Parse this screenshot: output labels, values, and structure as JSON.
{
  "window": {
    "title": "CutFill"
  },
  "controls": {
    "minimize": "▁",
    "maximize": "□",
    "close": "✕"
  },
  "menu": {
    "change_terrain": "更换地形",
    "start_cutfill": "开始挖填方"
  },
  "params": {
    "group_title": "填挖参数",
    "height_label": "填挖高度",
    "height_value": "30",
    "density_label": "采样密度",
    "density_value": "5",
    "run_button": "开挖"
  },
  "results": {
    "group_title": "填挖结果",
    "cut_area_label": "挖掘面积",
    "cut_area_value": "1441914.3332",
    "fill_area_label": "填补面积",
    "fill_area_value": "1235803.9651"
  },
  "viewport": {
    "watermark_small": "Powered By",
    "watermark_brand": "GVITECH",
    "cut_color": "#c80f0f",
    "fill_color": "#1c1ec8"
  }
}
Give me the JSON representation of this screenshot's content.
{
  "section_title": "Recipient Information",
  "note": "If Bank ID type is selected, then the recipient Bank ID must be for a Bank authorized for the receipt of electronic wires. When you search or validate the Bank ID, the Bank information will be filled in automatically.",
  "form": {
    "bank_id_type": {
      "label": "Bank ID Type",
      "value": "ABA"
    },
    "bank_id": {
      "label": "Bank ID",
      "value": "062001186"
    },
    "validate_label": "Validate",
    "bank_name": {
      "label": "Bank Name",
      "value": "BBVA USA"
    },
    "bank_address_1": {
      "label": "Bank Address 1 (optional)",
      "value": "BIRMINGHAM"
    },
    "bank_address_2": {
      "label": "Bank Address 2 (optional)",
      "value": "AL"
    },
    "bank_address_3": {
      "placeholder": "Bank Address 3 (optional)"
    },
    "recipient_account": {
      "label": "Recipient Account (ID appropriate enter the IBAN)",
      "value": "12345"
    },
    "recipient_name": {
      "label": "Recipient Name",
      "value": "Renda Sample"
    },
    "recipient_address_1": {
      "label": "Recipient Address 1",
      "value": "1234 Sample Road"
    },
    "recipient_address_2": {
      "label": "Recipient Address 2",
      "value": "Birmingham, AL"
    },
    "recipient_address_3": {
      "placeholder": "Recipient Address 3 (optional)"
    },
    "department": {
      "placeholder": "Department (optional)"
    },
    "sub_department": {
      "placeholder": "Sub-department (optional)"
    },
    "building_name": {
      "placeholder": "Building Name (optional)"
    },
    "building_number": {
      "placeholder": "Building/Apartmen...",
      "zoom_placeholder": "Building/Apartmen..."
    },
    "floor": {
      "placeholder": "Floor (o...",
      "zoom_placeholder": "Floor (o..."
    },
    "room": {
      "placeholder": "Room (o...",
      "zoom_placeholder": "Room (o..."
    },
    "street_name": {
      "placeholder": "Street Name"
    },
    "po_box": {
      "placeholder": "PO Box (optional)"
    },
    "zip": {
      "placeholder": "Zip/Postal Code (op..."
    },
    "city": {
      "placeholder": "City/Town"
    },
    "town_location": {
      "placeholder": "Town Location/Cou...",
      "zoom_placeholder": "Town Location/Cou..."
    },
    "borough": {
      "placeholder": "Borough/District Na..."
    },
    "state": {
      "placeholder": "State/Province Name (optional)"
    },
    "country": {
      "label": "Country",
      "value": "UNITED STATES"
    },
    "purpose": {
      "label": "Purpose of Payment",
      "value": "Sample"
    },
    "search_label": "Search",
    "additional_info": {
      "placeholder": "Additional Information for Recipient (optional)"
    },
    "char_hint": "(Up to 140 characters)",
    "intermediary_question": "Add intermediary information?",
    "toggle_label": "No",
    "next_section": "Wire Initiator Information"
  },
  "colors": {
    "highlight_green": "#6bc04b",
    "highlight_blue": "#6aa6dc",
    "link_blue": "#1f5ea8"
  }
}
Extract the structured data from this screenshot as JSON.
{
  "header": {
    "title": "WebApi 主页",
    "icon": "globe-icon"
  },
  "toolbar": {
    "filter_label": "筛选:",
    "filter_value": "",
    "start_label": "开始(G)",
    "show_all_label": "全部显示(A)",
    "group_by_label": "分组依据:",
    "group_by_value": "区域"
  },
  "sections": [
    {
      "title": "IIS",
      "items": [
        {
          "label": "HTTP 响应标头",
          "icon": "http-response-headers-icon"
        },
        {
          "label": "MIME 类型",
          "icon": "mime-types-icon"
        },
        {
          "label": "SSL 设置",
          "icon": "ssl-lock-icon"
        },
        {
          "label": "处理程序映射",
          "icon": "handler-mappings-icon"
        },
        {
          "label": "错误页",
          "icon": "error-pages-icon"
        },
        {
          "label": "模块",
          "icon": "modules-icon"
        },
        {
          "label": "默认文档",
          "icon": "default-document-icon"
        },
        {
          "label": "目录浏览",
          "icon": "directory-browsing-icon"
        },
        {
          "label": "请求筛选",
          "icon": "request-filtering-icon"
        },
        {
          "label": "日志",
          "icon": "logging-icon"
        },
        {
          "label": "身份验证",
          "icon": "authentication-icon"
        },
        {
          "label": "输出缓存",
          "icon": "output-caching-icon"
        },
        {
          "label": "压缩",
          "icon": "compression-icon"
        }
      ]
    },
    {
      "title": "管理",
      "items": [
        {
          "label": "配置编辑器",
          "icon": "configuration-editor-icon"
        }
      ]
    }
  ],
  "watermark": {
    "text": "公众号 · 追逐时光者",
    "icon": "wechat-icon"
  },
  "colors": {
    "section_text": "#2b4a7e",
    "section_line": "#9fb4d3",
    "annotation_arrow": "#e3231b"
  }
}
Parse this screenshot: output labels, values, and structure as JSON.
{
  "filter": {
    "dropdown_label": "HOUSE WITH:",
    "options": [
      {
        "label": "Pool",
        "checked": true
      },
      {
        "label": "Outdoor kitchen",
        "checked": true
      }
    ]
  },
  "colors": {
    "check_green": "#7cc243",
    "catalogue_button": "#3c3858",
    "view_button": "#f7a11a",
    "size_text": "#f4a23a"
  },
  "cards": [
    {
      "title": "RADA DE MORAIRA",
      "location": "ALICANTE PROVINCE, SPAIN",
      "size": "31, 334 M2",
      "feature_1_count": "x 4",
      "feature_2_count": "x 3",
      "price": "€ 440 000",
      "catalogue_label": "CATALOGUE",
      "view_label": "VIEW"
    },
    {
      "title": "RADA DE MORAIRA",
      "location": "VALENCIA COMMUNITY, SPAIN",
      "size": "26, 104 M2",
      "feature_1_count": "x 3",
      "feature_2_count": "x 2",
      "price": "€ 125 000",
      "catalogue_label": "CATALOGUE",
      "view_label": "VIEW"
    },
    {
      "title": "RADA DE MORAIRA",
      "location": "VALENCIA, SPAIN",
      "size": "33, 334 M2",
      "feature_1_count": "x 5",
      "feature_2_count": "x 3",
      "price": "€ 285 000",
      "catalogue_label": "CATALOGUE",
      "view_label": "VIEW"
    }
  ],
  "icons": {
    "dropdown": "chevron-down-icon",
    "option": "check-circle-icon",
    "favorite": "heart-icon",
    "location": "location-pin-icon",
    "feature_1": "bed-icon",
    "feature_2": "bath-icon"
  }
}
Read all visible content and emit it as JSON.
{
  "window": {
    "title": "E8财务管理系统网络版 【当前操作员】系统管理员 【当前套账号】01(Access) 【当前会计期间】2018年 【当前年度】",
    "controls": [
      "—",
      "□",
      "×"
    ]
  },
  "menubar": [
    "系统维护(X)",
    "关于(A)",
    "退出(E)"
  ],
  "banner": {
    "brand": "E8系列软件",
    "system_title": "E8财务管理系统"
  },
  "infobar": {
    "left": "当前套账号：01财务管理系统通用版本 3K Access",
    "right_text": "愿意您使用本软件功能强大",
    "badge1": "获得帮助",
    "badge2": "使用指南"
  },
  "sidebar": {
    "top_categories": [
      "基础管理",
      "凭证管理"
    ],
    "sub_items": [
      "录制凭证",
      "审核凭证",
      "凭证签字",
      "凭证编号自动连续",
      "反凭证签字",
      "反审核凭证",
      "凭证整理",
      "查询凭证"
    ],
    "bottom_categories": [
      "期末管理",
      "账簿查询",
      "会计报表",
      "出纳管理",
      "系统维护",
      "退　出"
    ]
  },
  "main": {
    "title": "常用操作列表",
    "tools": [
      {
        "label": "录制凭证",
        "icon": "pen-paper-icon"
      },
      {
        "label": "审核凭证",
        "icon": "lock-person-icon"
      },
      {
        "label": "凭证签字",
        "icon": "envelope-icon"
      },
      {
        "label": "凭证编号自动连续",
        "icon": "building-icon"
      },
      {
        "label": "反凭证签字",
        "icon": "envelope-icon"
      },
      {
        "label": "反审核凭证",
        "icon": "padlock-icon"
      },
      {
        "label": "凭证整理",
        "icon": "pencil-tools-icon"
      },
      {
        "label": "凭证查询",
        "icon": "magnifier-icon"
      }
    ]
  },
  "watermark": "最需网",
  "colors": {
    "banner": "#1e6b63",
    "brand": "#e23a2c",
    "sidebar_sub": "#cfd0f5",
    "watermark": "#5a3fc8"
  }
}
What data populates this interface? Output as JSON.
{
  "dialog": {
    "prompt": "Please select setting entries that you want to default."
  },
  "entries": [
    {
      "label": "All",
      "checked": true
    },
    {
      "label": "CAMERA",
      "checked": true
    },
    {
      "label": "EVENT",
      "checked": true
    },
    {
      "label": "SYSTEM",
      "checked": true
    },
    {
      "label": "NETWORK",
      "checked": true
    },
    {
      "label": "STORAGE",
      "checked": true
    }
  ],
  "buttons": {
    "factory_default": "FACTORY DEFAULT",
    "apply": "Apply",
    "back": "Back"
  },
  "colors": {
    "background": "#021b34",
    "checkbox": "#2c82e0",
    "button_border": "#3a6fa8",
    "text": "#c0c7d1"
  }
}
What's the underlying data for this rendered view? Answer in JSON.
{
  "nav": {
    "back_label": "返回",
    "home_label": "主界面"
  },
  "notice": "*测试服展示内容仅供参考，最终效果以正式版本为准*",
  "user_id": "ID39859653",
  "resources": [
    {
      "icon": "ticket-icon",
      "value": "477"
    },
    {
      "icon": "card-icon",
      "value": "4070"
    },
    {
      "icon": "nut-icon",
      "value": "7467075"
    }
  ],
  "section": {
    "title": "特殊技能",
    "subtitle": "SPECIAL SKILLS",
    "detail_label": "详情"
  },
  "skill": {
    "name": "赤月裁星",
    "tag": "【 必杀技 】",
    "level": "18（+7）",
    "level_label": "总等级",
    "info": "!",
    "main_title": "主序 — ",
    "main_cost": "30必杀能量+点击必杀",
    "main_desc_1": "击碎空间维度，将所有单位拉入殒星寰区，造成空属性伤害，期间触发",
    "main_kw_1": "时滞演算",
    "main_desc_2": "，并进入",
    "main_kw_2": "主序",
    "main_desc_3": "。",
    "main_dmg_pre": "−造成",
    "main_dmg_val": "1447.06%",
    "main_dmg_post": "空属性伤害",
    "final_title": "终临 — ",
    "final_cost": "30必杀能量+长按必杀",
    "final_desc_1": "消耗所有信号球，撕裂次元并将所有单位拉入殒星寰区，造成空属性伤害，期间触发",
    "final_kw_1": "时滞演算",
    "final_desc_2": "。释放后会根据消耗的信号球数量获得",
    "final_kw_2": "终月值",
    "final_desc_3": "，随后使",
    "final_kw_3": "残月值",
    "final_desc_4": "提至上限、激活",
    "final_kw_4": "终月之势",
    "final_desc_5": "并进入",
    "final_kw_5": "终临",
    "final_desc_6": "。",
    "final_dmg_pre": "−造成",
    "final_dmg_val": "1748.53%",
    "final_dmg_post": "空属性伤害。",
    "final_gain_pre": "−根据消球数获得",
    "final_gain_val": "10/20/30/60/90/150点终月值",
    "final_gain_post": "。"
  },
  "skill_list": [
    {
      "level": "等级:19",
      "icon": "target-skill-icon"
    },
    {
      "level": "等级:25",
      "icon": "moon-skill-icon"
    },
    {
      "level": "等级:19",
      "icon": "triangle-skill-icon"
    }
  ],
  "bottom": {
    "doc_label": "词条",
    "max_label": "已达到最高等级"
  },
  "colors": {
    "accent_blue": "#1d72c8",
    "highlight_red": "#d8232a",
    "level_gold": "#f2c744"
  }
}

■ ■ ■ ■

Identify each line holding the string "JSON", and copy it out.

Parse this screenshot: output labels, values, and structure as JSON.
Give me the JSON representation of this screenshot's content.
Extract the structured data from this screenshot as JSON.
Parse this screenshot: output labels, values, and structure as JSON.
Read all visible content and emit it as JSON.
What data populates this interface? Output as JSON.
What's the underlying data for this rendered view? Answer in JSON.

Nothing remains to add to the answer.